▶ _Supplied data_:

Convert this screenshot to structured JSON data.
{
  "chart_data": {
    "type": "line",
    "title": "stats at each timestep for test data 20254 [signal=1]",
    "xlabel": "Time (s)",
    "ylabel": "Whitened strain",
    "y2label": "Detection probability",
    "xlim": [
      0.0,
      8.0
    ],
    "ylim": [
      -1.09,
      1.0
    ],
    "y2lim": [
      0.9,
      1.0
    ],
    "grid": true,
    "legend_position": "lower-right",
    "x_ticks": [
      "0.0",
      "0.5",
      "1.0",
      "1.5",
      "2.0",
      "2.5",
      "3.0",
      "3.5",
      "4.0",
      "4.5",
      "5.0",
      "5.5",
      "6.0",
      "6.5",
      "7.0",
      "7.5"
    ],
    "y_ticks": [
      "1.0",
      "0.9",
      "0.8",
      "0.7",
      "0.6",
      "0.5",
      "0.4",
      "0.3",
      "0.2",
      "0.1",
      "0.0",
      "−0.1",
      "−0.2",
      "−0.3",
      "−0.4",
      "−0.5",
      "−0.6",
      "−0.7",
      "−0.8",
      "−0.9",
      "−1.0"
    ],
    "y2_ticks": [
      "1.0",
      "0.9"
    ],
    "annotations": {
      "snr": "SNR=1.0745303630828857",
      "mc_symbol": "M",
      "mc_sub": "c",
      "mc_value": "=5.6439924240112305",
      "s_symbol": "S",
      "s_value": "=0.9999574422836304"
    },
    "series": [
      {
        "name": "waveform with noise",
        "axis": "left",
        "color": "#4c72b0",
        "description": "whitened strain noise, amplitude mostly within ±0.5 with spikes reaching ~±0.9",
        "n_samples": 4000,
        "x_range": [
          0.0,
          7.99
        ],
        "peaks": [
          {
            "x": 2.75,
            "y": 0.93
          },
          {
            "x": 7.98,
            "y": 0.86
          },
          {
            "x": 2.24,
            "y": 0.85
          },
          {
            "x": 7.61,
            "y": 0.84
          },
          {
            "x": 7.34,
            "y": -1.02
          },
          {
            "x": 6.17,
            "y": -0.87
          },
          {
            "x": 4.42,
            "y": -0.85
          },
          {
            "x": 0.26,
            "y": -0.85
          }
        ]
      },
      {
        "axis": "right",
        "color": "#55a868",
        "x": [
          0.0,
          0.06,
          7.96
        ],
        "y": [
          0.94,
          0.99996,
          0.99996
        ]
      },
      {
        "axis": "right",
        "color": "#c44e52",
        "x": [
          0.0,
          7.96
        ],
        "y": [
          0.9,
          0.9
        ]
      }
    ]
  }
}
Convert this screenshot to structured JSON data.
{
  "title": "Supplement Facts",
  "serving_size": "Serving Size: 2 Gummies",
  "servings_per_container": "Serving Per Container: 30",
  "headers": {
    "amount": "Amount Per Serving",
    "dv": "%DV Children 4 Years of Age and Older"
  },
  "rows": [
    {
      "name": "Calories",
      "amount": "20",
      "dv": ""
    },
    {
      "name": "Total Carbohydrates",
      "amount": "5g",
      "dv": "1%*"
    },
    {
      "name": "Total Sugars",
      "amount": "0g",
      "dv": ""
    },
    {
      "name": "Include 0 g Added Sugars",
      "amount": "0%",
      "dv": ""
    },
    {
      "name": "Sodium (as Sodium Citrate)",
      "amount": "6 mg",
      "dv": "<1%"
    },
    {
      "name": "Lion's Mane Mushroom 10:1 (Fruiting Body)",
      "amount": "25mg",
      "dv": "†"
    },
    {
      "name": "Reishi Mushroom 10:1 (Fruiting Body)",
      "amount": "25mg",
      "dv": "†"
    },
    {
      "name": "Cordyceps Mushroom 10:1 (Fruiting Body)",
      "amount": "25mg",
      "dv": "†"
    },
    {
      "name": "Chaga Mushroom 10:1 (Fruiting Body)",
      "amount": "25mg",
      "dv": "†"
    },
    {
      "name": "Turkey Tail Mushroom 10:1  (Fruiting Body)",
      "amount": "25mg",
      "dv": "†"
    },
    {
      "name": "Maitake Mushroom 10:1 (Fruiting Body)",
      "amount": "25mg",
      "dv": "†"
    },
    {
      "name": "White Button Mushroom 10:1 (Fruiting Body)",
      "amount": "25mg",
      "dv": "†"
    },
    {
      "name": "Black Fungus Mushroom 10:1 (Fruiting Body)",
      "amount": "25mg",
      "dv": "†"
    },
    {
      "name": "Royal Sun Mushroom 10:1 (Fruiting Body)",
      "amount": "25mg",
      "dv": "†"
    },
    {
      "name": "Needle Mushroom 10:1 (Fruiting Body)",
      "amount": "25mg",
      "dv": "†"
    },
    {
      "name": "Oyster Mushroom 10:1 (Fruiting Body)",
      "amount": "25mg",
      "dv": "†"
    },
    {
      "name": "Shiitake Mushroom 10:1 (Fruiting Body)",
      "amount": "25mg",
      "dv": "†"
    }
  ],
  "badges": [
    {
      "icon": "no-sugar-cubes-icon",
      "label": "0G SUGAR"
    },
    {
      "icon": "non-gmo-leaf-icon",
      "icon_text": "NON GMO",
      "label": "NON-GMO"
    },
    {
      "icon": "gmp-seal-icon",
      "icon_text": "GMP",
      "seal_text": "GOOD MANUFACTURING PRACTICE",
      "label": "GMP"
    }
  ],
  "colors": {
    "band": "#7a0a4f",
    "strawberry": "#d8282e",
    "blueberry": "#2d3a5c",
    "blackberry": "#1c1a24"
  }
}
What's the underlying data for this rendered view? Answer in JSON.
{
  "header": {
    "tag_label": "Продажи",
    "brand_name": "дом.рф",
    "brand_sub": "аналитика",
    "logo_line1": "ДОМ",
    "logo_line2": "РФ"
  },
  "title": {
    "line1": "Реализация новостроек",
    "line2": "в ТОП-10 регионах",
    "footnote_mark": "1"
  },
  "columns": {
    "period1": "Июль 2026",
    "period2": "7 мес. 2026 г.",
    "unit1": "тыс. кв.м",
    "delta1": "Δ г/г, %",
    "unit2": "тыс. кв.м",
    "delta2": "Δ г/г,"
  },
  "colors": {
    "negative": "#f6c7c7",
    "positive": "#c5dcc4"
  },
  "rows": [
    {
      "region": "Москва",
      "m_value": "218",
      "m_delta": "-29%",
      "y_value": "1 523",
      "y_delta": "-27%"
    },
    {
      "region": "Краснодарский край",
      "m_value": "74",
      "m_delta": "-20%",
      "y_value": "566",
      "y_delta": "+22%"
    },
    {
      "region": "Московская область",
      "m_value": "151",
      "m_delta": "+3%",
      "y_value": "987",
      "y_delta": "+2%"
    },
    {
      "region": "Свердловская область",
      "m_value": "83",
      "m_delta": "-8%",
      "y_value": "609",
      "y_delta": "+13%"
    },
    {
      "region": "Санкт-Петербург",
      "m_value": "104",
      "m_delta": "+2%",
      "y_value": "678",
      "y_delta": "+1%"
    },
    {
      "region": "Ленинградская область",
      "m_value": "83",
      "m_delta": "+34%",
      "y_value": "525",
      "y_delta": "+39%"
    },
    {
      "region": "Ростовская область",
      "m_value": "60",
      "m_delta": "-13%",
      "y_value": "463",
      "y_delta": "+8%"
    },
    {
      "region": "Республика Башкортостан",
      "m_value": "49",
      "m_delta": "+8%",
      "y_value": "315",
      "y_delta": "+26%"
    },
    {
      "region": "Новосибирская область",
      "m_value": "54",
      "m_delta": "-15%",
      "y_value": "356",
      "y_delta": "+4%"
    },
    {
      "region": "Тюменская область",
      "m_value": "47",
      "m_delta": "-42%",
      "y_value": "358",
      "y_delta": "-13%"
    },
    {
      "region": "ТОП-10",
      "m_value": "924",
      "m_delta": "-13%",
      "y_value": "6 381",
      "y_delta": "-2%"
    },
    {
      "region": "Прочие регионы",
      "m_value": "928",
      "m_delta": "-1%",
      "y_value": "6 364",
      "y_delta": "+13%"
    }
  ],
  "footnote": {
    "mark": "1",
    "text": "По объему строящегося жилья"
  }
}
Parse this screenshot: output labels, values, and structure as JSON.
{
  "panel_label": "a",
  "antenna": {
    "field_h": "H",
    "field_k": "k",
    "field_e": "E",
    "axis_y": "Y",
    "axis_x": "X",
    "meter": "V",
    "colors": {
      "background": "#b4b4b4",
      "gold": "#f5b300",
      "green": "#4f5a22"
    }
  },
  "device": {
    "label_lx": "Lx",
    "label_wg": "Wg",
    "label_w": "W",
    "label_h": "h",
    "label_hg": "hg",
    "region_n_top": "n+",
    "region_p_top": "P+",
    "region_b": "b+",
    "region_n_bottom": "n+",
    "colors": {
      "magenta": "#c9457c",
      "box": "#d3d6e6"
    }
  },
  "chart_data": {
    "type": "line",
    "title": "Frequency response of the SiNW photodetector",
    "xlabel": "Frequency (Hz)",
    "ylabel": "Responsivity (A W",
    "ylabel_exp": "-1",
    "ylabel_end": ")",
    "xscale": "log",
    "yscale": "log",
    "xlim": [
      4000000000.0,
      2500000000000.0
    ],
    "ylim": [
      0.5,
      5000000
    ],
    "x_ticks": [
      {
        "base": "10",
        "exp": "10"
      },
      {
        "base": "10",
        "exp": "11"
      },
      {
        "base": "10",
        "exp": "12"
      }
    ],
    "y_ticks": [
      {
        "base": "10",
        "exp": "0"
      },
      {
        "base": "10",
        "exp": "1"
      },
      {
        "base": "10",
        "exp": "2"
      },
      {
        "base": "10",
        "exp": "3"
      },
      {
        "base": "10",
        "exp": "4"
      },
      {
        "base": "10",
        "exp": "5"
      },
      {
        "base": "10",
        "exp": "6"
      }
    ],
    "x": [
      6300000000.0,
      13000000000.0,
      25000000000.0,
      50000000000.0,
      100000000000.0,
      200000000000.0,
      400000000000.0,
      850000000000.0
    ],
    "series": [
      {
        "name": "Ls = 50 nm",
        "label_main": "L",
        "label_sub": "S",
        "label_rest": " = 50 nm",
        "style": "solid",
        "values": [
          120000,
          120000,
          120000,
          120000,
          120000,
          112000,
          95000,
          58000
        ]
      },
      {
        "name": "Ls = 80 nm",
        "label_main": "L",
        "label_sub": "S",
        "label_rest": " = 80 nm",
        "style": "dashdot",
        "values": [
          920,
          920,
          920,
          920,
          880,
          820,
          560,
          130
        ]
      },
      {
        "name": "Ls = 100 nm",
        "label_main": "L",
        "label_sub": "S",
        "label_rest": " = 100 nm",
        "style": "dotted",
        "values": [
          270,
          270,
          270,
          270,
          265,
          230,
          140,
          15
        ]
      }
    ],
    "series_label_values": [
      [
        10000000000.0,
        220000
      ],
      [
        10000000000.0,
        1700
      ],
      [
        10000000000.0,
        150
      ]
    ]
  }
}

▶ _Work to do_: Gather up the lines containing the word "with" from these records and copy them.

▶ _Solution to this exercise_:
        "name": "waveform with noise",
        "description": "whitened strain noise, amplitude mostly within ±0.5 with spikes reaching ~±0.9",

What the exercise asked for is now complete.